***** Record set

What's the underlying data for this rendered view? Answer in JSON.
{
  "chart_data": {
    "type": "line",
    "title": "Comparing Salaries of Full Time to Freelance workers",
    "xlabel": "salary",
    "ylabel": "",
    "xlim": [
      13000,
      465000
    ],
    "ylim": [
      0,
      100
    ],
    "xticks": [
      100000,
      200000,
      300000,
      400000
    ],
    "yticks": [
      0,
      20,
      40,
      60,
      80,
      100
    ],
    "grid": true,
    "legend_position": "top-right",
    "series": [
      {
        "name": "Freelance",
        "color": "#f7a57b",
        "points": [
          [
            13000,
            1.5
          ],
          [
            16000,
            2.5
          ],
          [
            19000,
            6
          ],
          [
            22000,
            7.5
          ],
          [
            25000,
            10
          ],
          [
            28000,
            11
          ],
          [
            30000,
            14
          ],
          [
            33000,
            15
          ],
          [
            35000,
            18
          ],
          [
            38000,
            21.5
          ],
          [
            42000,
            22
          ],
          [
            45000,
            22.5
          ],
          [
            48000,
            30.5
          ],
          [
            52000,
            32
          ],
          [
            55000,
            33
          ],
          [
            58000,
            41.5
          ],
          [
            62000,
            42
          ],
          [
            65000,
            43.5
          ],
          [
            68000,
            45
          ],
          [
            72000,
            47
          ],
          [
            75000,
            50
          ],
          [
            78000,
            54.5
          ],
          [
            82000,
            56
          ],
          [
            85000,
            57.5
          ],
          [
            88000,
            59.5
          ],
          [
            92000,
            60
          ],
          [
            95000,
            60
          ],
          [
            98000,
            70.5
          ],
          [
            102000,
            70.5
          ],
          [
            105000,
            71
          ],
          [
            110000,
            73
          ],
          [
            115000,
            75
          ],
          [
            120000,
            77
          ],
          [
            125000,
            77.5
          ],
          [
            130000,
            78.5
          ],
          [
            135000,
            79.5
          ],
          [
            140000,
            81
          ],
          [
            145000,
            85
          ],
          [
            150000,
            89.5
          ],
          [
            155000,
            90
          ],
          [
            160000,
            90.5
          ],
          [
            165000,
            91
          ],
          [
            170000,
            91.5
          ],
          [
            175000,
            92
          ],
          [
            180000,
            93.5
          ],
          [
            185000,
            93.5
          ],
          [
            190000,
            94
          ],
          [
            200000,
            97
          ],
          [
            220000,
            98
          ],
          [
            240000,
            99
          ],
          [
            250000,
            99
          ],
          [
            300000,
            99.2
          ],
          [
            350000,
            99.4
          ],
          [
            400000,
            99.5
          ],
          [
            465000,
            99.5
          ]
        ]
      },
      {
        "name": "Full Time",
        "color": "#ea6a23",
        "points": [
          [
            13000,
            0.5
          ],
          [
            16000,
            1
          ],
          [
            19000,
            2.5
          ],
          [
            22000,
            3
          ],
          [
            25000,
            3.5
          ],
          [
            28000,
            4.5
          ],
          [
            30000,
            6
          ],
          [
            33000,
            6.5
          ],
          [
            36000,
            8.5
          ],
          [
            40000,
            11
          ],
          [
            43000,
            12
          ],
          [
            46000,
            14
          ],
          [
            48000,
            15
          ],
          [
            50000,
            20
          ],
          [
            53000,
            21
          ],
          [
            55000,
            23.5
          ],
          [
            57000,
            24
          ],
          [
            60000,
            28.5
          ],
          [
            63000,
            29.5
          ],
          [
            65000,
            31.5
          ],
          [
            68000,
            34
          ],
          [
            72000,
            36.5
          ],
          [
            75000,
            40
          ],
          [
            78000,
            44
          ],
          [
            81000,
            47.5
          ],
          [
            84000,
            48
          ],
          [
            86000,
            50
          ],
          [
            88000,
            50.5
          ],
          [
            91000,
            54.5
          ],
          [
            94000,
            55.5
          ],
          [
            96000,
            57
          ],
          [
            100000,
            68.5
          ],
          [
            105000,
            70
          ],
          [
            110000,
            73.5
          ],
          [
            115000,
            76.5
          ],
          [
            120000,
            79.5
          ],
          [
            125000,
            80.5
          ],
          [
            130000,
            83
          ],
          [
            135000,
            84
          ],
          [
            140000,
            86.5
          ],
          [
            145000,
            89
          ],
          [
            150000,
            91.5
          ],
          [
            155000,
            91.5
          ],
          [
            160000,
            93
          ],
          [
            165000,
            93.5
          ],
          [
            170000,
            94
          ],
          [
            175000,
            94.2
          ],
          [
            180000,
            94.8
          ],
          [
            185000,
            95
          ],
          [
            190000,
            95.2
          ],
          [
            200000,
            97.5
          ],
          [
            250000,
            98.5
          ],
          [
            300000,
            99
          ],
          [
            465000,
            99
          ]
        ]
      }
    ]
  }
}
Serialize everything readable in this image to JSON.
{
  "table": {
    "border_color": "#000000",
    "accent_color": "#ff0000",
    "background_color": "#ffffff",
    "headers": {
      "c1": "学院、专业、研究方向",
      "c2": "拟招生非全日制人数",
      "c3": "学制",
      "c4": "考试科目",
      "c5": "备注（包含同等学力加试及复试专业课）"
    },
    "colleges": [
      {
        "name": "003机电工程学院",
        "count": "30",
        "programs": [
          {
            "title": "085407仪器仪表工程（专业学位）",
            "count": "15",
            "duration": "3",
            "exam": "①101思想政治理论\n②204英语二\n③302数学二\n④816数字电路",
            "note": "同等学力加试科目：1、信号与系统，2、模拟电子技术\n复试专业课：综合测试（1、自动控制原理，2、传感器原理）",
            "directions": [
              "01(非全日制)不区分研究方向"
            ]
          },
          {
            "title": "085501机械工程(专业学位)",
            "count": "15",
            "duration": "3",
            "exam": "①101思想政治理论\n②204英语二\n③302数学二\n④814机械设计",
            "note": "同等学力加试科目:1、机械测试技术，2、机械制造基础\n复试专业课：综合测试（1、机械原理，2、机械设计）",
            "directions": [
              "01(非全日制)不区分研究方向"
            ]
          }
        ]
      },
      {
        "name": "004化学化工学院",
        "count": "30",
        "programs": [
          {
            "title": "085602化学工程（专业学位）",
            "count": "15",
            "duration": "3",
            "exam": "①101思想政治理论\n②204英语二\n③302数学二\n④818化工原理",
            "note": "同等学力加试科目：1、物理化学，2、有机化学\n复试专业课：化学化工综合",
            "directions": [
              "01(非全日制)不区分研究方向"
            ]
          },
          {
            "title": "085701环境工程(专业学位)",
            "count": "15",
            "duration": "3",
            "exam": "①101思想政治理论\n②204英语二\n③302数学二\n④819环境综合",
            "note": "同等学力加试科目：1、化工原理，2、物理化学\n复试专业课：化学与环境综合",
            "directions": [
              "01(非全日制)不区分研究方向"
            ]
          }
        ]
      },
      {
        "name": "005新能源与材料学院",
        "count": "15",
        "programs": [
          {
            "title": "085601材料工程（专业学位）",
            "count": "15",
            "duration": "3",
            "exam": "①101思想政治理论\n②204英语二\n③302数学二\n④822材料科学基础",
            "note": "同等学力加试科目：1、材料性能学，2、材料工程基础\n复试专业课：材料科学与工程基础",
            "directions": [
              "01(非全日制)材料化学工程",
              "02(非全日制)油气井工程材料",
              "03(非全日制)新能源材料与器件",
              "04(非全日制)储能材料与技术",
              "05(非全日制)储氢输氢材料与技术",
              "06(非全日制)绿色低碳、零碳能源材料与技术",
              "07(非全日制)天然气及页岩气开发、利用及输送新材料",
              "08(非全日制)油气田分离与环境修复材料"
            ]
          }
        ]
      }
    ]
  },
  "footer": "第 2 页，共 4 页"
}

**********

▶ _Instructions for the task_: Write out every entry above, word for word.

▶ _Response below_:
What's the underlying data for this rendered view? Answer in JSON.
{
  "chart_data": {
    "type": "line",
    "title": "Comparing Salaries of Full Time to Freelance workers",
    "xlabel": "salary",
    "ylabel": "",
    "xlim": [
      13000,
      465000
    ],
    "ylim": [
      0,
      100
    ],
    "xticks": [
      100000,
      200000,
      300000,
      400000
    ],
    "yticks": [
      0,
      20,
      40,
      60,
      80,
      100
    ],
    "grid": true,
    "legend_position": "top-right",
    "series": [
      {
        "name": "Freelance",
        "color": "#f7a57b",
        "points": [
          [
            13000,
            1.5
          ],
          [
            16000,
            2.5
          ],
          [
            19000,
            6
          ],
          [
            22000,
            7.5
          ],
          [
            25000,
            10
          ],
          [
            28000,
            11
          ],
          [
            30000,
            14
          ],
          [
            33000,
            15
          ],
          [
            35000,
            18
          ],
          [
            38000,
            21.5
          ],
          [
            42000,
            22
          ],
          [
            45000,
            22.5
          ],
          [
            48000,
            30.5
          ],
          [
            52000,
            32
          ],
          [
            55000,
            33
          ],
          [
            58000,
            41.5
          ],
          [
            62000,
            42
          ],
          [
            65000,
            43.5
          ],
          [
            68000,
            45
          ],
          [
            72000,
            47
          ],
          [
            75000,
            50
          ],
          [
            78000,
            54.5
          ],
          [
            82000,
            56
          ],
          [
            85000,
            57.5
          ],
          [
            88000,
            59.5
          ],
          [
            92000,
            60
          ],
          [
            95000,
            60
          ],
          [
            98000,
            70.5
          ],
          [
            102000,
            70.5
          ],
          [
            105000,
            71
          ],
          [
            110000,
            73
          ],
          [
            115000,
            75
          ],
          [
            120000,
            77
          ],
          [
            125000,
            77.5
          ],
          [
            130000,
            78.5
          ],
          [
            135000,
            79.5
          ],
          [
            140000,
            81
          ],
          [
            145000,
            85
          ],
          [
            150000,
            89.5
          ],
          [
            155000,
            90
          ],
          [
            160000,
            90.5
          ],
          [
            165000,
            91
          ],
          [
            170000,
            91.5
          ],
          [
            175000,
            92
          ],
          [
            180000,
            93.5
          ],
          [
            185000,
            93.5
          ],
          [
            190000,
            94
          ],
          [
            200000,
            97
          ],
          [
            220000,
            98
          ],
          [
            240000,
            99
          ],
          [
            250000,
            99
          ],
          [
            300000,
            99.2
          ],
          [
            350000,
            99.4
          ],
          [
            400000,
            99.5
          ],
          [
            465000,
            99.5
          ]
        ]
      },
      {
        "name": "Full Time",
        "color": "#ea6a23",
        "points": [
          [
            13000,
            0.5
          ],
          [
            16000,
            1
          ],
          [
            19000,
            2.5
          ],
          [
            22000,
            3
          ],
          [
            25000,
            3.5
          ],
          [
            28000,
            4.5
          ],
          [
            30000,
            6
          ],
          [
            33000,
            6.5
          ],
          [
            36000,
            8.5
          ],
          [
            40000,
            11
          ],
          [
            43000,
            12
          ],
          [
            46000,
            14
          ],
          [
            48000,
            15
          ],
          [
            50000,
            20
          ],
          [
            53000,
            21
          ],
          [
            55000,
            23.5
          ],
          [
            57000,
            24
          ],
          [
            60000,
            28.5
          ],
          [
            63000,
            29.5
          ],
          [
            65000,
            31.5
          ],
          [
            68000,
            34
          ],
          [
            72000,
            36.5
          ],
          [
            75000,
            40
          ],
          [
            78000,
            44
          ],
          [
            81000,
            47.5
          ],
          [
            84000,
            48
          ],
          [
            86000,
            50
          ],
          [
            88000,
            50.5
          ],
          [
            91000,
            54.5
          ],
          [
            94000,
            55.5
          ],
          [
            96000,
            57
          ],
          [
            100000,
            68.5
          ],
          [
            105000,
            70
          ],
          [
            110000,
            73.5
          ],
          [
            115000,
            76.5
          ],
          [
            120000,
            79.5
          ],
          [
            125000,
            80.5
          ],
          [
            130000,
            83
          ],
          [
            135000,
            84
          ],
          [
            140000,
            86.5
          ],
          [
            145000,
            89
          ],
          [
            150000,
            91.5
          ],
          [
            155000,
            91.5
          ],
          [
            160000,
            93
          ],
          [
            165000,
            93.5
          ],
          [
            170000,
            94
          ],
          [
            175000,
            94.2
          ],
          [
            180000,
            94.8
          ],
          [
            185000,
            95
          ],
          [
            190000,
            95.2
          ],
          [
            200000,
            97.5
          ],
          [
            250000,
            98.5
          ],
          [
            300000,
            99
          ],
          [
            465000,
            99
          ]
        ]
      }
    ]
  }
}
Serialize everything readable in this image to JSON.
{
  "table": {
    "border_color": "#000000",
    "accent_color": "#ff0000",
    "background_color": "#ffffff",
    "headers": {
      "c1": "学院、专业、研究方向",
      "c2": "拟招生非全日制人数",
      "c3": "学制",
      "c4": "考试科目",
      "c5": "备注（包含同等学力加试及复试专业课）"
    },
    "colleges": [
      {
        "name": "003机电工程学院",
        "count": "30",
        "programs": [
          {
            "title": "085407仪器仪表工程（专业学位）",
            "count": "15",
            "duration": "3",
            "exam": "①101思想政治理论\n②204英语二\n③302数学二\n④816数字电路",
            "note": "同等学力加试科目：1、信号与系统，2、模拟电子技术\n复试专业课：综合测试（1、自动控制原理，2、传感器原理）",
            "directions": [
              "01(非全日制)不区分研究方向"
            ]
          },
          {
            "title": "085501机械工程(专业学位)",
            "count": "15",
            "duration": "3",
            "exam": "①101思想政治理论\n②204英语二\n③302数学二\n④814机械设计",
            "note": "同等学力加试科目:1、机械测试技术，2、机械制造基础\n复试专业课：综合测试（1、机械原理，2、机械设计）",
            "directions": [
              "01(非全日制)不区分研究方向"
            ]
          }
        ]
      },
      {
        "name": "004化学化工学院",
        "count": "30",
        "programs": [
          {
            "title": "085602化学工程（专业学位）",
            "count": "15",
            "duration": "3",
            "exam": "①101思想政治理论\n②204英语二\n③302数学二\n④818化工原理",
            "note": "同等学力加试科目：1、物理化学，2、有机化学\n复试专业课：化学化工综合",
            "directions": [
              "01(非全日制)不区分研究方向"
            ]
          },
          {
            "title": "085701环境工程(专业学位)",
            "count": "15",
            "duration": "3",
            "exam": "①101思想政治理论\n②204英语二\n③302数学二\n④819环境综合",
            "note": "同等学力加试科目：1、化工原理，2、物理化学\n复试专业课：化学与环境综合",
            "directions": [
              "01(非全日制)不区分研究方向"
            ]
          }
        ]
      },
      {
        "name": "005新能源与材料学院",
        "count": "15",
        "programs": [
          {
            "title": "085601材料工程（专业学位）",
            "count": "15",
            "duration": "3",
            "exam": "①101思想政治理论\n②204英语二\n③302数学二\n④822材料科学基础",
            "note": "同等学力加试科目：1、材料性能学，2、材料工程基础\n复试专业课：材料科学与工程基础",
            "directions": [
              "01(非全日制)材料化学工程",
              "02(非全日制)油气井工程材料",
              "03(非全日制)新能源材料与器件",
              "04(非全日制)储能材料与技术",
              "05(非全日制)储氢输氢材料与技术",
              "06(非全日制)绿色低碳、零碳能源材料与技术",
              "07(非全日制)天然气及页岩气开发、利用及输送新材料",
              "08(非全日制)油气田分离与环境修复材料"
            ]
          }
        ]
      }
    ]
  },
  "footer": "第 2 页，共 4 页"
}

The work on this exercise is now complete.